(SUPPLIED INFORMATION)
════════════════

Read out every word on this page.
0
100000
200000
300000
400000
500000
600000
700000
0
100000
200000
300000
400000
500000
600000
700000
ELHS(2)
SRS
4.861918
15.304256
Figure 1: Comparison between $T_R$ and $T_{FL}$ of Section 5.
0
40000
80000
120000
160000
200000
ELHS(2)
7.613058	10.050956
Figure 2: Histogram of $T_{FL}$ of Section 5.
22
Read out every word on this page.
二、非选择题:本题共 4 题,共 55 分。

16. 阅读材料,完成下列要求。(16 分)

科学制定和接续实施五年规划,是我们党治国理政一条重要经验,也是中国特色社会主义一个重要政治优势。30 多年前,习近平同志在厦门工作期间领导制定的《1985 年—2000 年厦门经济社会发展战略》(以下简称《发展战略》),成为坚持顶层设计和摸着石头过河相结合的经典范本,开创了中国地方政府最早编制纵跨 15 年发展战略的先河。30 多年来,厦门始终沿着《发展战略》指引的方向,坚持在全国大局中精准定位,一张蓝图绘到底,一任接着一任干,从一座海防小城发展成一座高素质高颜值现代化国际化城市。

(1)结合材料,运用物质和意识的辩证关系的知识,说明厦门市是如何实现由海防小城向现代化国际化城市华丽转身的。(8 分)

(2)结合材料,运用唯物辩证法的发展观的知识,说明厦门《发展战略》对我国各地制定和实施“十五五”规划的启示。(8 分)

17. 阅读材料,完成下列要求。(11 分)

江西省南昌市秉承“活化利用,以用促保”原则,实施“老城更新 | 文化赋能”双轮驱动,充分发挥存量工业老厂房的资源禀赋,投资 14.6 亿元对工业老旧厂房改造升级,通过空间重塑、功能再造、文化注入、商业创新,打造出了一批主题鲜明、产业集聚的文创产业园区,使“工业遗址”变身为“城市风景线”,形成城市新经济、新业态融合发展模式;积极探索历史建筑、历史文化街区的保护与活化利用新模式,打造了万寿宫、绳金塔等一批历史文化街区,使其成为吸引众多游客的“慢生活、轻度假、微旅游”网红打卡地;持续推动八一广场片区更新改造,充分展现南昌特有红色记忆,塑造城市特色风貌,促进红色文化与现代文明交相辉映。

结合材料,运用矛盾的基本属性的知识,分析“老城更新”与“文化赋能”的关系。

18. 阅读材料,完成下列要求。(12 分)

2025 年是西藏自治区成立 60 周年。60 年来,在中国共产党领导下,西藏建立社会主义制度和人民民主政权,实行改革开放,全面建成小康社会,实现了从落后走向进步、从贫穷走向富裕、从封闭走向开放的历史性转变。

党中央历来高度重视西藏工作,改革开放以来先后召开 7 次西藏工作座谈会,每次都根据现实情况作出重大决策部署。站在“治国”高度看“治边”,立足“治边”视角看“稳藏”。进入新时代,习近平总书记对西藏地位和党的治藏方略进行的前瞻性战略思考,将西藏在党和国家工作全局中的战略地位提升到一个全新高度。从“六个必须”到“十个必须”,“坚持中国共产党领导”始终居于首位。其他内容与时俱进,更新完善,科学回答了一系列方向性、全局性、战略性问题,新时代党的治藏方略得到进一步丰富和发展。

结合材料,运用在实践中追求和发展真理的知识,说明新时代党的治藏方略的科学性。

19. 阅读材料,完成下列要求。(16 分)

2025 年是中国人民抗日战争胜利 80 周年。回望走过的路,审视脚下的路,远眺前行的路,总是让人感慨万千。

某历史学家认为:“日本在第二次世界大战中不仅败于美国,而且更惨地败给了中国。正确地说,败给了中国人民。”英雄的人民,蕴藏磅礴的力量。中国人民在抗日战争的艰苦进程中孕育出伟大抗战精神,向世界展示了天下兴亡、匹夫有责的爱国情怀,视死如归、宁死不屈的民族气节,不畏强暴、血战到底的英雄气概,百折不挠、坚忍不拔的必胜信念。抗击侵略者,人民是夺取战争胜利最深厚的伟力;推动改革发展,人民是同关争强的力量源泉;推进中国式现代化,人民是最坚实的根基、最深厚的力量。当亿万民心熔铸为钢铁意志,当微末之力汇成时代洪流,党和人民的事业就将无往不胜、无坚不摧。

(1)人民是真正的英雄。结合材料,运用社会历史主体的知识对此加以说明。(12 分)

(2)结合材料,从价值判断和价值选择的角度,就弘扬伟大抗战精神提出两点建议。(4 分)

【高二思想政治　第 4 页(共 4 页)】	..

════════════════

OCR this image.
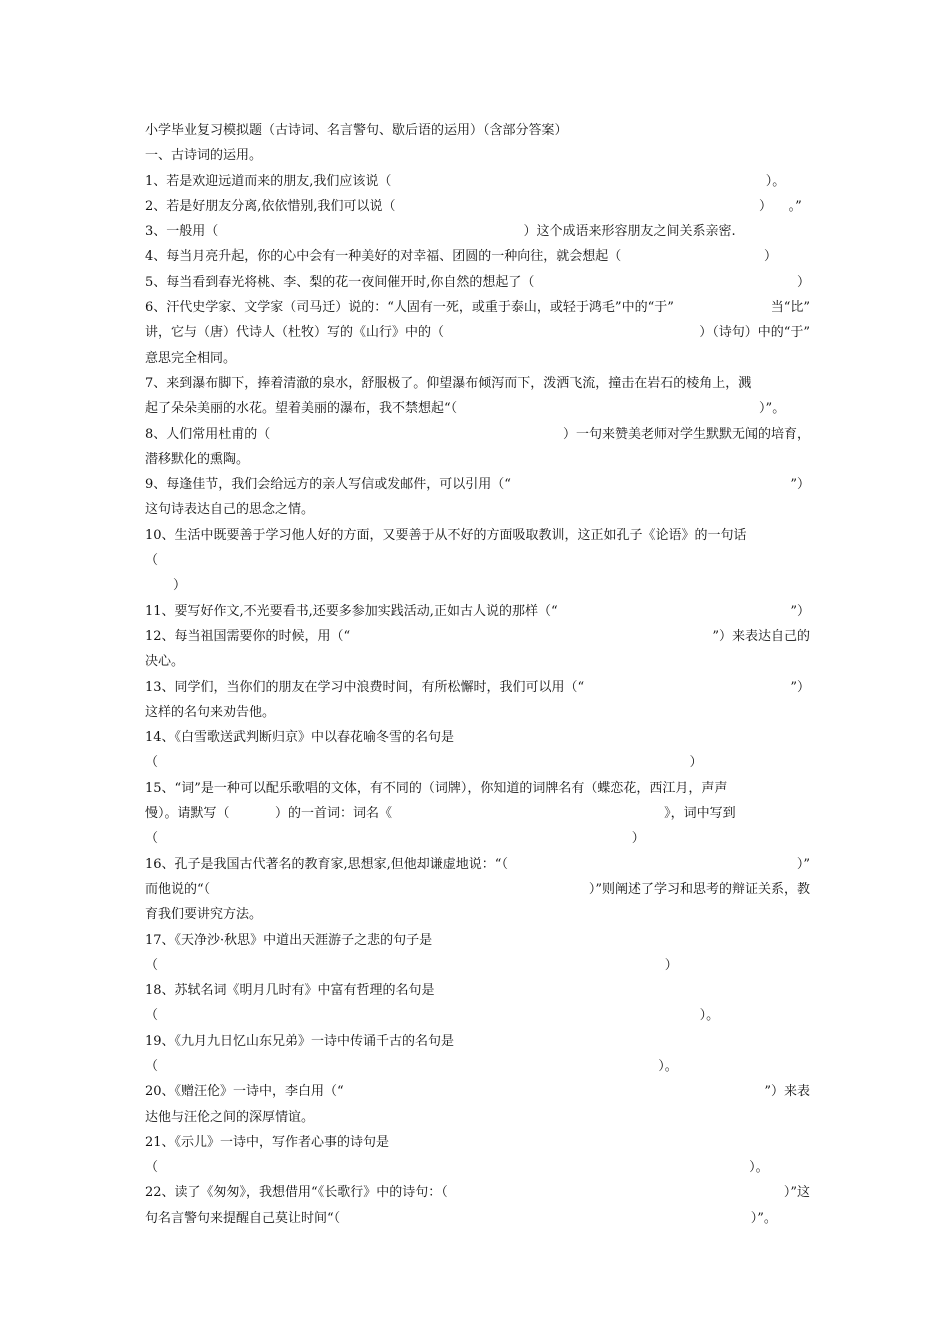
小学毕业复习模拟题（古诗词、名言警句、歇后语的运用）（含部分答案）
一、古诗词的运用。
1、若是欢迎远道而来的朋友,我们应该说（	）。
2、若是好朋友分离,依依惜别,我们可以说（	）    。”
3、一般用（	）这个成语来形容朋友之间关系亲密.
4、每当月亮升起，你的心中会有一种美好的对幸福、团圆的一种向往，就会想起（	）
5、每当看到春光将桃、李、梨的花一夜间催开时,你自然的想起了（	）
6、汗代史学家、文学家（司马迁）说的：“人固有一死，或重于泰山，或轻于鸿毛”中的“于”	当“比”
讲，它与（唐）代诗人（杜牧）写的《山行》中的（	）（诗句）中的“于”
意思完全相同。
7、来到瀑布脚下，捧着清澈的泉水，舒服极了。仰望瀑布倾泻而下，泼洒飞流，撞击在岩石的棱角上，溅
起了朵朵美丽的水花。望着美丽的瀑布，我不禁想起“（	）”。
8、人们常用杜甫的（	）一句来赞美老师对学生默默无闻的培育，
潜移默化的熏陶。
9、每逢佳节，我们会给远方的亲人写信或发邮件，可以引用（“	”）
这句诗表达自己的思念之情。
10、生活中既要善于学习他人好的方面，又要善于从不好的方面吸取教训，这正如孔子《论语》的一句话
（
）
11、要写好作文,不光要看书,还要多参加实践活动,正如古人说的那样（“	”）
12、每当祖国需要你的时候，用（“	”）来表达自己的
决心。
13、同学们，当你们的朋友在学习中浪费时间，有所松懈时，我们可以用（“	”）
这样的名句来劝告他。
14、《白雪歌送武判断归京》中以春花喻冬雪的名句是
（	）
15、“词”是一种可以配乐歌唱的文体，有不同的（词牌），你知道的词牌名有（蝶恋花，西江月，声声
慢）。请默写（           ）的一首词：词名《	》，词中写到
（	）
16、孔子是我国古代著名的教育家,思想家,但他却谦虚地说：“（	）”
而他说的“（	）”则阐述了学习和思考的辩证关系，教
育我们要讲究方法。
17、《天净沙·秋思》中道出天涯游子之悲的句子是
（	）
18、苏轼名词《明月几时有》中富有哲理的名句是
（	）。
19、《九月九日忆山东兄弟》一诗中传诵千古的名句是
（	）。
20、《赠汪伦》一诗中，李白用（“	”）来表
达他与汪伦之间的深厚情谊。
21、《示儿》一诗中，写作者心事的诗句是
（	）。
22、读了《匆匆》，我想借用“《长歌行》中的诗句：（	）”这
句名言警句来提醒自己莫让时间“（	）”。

════════════════

Provide the count, and nothing else, of lines in the data above where the word "Section" occurs.

(WRITTEN RESPONSE) 2